--- START ---
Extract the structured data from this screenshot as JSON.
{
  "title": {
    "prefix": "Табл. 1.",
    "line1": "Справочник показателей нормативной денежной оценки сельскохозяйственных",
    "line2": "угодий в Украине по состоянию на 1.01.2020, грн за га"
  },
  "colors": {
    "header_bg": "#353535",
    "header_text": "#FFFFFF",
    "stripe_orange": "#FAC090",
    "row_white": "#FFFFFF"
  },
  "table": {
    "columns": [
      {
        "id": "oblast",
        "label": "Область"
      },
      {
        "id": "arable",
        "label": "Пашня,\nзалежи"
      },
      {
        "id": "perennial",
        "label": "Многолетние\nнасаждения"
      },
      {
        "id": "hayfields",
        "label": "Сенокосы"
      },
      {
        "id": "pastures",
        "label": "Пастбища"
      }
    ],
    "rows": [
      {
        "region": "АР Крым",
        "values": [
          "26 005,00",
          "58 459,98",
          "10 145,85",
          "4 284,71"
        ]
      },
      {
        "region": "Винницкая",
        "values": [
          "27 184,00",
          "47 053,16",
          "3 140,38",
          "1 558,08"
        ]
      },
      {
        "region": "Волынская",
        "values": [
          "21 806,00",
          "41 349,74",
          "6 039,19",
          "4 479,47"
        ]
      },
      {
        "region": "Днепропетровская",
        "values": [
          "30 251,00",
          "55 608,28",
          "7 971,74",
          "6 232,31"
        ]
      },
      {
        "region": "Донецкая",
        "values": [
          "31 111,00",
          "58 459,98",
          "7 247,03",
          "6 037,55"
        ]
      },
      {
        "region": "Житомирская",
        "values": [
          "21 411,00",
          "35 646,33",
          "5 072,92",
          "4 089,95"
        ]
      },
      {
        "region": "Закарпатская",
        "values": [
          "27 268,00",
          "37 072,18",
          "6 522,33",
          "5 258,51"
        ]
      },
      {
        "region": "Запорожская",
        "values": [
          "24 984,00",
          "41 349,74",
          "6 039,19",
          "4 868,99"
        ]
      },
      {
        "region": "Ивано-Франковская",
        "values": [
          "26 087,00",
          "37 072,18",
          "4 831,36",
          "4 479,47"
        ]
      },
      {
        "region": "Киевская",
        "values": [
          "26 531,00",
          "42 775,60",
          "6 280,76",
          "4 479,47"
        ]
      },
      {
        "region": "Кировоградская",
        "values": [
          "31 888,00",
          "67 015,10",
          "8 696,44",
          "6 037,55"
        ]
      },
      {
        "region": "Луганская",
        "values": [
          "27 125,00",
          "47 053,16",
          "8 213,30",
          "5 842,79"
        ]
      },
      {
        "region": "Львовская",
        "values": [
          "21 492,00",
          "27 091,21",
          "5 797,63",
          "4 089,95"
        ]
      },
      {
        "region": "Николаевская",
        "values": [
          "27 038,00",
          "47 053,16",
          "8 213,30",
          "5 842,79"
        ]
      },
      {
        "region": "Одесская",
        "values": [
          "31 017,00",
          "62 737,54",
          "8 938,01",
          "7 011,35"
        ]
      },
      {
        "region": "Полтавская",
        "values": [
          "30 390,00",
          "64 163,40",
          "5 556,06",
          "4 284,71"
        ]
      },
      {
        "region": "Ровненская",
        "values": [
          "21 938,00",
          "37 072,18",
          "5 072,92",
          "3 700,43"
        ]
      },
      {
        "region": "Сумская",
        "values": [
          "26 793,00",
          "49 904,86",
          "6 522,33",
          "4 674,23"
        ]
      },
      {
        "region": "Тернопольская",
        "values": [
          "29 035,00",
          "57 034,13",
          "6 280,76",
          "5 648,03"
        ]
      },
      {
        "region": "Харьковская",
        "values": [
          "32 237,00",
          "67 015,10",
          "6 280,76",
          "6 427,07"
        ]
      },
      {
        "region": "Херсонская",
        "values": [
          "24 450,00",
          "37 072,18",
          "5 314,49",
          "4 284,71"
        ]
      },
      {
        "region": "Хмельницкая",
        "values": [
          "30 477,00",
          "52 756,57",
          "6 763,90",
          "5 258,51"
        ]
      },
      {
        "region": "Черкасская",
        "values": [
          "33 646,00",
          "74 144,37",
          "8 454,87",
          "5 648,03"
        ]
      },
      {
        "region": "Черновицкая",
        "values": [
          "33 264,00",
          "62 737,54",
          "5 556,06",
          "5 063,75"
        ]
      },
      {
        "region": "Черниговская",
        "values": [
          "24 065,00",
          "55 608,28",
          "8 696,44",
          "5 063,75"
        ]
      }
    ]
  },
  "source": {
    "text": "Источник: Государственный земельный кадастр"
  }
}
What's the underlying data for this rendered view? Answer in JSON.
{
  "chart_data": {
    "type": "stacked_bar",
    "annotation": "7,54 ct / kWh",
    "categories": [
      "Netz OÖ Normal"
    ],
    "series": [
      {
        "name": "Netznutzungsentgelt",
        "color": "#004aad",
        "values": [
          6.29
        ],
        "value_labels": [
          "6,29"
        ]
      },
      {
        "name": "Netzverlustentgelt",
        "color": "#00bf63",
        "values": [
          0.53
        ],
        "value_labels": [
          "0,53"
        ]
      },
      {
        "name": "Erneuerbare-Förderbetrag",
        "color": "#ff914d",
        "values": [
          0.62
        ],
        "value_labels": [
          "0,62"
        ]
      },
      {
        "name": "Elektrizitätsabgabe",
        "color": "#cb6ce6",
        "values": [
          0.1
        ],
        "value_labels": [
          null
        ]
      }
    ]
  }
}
--- END ---
Would you restate each of the entries word for word?

Extract the structured data from this screenshot as JSON.
{
  "title": {
    "prefix": "Табл. 1.",
    "line1": "Справочник показателей нормативной денежной оценки сельскохозяйственных",
    "line2": "угодий в Украине по состоянию на 1.01.2020, грн за га"
  },
  "colors": {
    "header_bg": "#353535",
    "header_text": "#FFFFFF",
    "stripe_orange": "#FAC090",
    "row_white": "#FFFFFF"
  },
  "table": {
    "columns": [
      {
        "id": "oblast",
        "label": "Область"
      },
      {
        "id": "arable",
        "label": "Пашня,\nзалежи"
      },
      {
        "id": "perennial",
        "label": "Многолетние\nнасаждения"
      },
      {
        "id": "hayfields",
        "label": "Сенокосы"
      },
      {
        "id": "pastures",
        "label": "Пастбища"
      }
    ],
    "rows": [
      {
        "region": "АР Крым",
        "values": [
          "26 005,00",
          "58 459,98",
          "10 145,85",
          "4 284,71"
        ]
      },
      {
        "region": "Винницкая",
        "values": [
          "27 184,00",
          "47 053,16",
          "3 140,38",
          "1 558,08"
        ]
      },
      {
        "region": "Волынская",
        "values": [
          "21 806,00",
          "41 349,74",
          "6 039,19",
          "4 479,47"
        ]
      },
      {
        "region": "Днепропетровская",
        "values": [
          "30 251,00",
          "55 608,28",
          "7 971,74",
          "6 232,31"
        ]
      },
      {
        "region": "Донецкая",
        "values": [
          "31 111,00",
          "58 459,98",
          "7 247,03",
          "6 037,55"
        ]
      },
      {
        "region": "Житомирская",
        "values": [
          "21 411,00",
          "35 646,33",
          "5 072,92",
          "4 089,95"
        ]
      },
      {
        "region": "Закарпатская",
        "values": [
          "27 268,00",
          "37 072,18",
          "6 522,33",
          "5 258,51"
        ]
      },
      {
        "region": "Запорожская",
        "values": [
          "24 984,00",
          "41 349,74",
          "6 039,19",
          "4 868,99"
        ]
      },
      {
        "region": "Ивано-Франковская",
        "values": [
          "26 087,00",
          "37 072,18",
          "4 831,36",
          "4 479,47"
        ]
      },
      {
        "region": "Киевская",
        "values": [
          "26 531,00",
          "42 775,60",
          "6 280,76",
          "4 479,47"
        ]
      },
      {
        "region": "Кировоградская",
        "values": [
          "31 888,00",
          "67 015,10",
          "8 696,44",
          "6 037,55"
        ]
      },
      {
        "region": "Луганская",
        "values": [
          "27 125,00",
          "47 053,16",
          "8 213,30",
          "5 842,79"
        ]
      },
      {
        "region": "Львовская",
        "values": [
          "21 492,00",
          "27 091,21",
          "5 797,63",
          "4 089,95"
        ]
      },
      {
        "region": "Николаевская",
        "values": [
          "27 038,00",
          "47 053,16",
          "8 213,30",
          "5 842,79"
        ]
      },
      {
        "region": "Одесская",
        "values": [
          "31 017,00",
          "62 737,54",
          "8 938,01",
          "7 011,35"
        ]
      },
      {
        "region": "Полтавская",
        "values": [
          "30 390,00",
          "64 163,40",
          "5 556,06",
          "4 284,71"
        ]
      },
      {
        "region": "Ровненская",
        "values": [
          "21 938,00",
          "37 072,18",
          "5 072,92",
          "3 700,43"
        ]
      },
      {
        "region": "Сумская",
        "values": [
          "26 793,00",
          "49 904,86",
          "6 522,33",
          "4 674,23"
        ]
      },
      {
        "region": "Тернопольская",
        "values": [
          "29 035,00",
          "57 034,13",
          "6 280,76",
          "5 648,03"
        ]
      },
      {
        "region": "Харьковская",
        "values": [
          "32 237,00",
          "67 015,10",
          "6 280,76",
          "6 427,07"
        ]
      },
      {
        "region": "Херсонская",
        "values": [
          "24 450,00",
          "37 072,18",
          "5 314,49",
          "4 284,71"
        ]
      },
      {
        "region": "Хмельницкая",
        "values": [
          "30 477,00",
          "52 756,57",
          "6 763,90",
          "5 258,51"
        ]
      },
      {
        "region": "Черкасская",
        "values": [
          "33 646,00",
          "74 144,37",
          "8 454,87",
          "5 648,03"
        ]
      },
      {
        "region": "Черновицкая",
        "values": [
          "33 264,00",
          "62 737,54",
          "5 556,06",
          "5 063,75"
        ]
      },
      {
        "region": "Черниговская",
        "values": [
          "24 065,00",
          "55 608,28",
          "8 696,44",
          "5 063,75"
        ]
      }
    ]
  },
  "source": {
    "text": "Источник: Государственный земельный кадастр"
  }
}
What's the underlying data for this rendered view? Answer in JSON.
{
  "chart_data": {
    "type": "stacked_bar",
    "annotation": "7,54 ct / kWh",
    "categories": [
      "Netz OÖ Normal"
    ],
    "series": [
      {
        "name": "Netznutzungsentgelt",
        "color": "#004aad",
        "values": [
          6.29
        ],
        "value_labels": [
          "6,29"
        ]
      },
      {
        "name": "Netzverlustentgelt",
        "color": "#00bf63",
        "values": [
          0.53
        ],
        "value_labels": [
          "0,53"
        ]
      },
      {
        "name": "Erneuerbare-Förderbetrag",
        "color": "#ff914d",
        "values": [
          0.62
        ],
        "value_labels": [
          "0,62"
        ]
      },
      {
        "name": "Elektrizitätsabgabe",
        "color": "#cb6ce6",
        "values": [
          0.1
        ],
        "value_labels": [
          null
        ]
      }
    ]
  }
}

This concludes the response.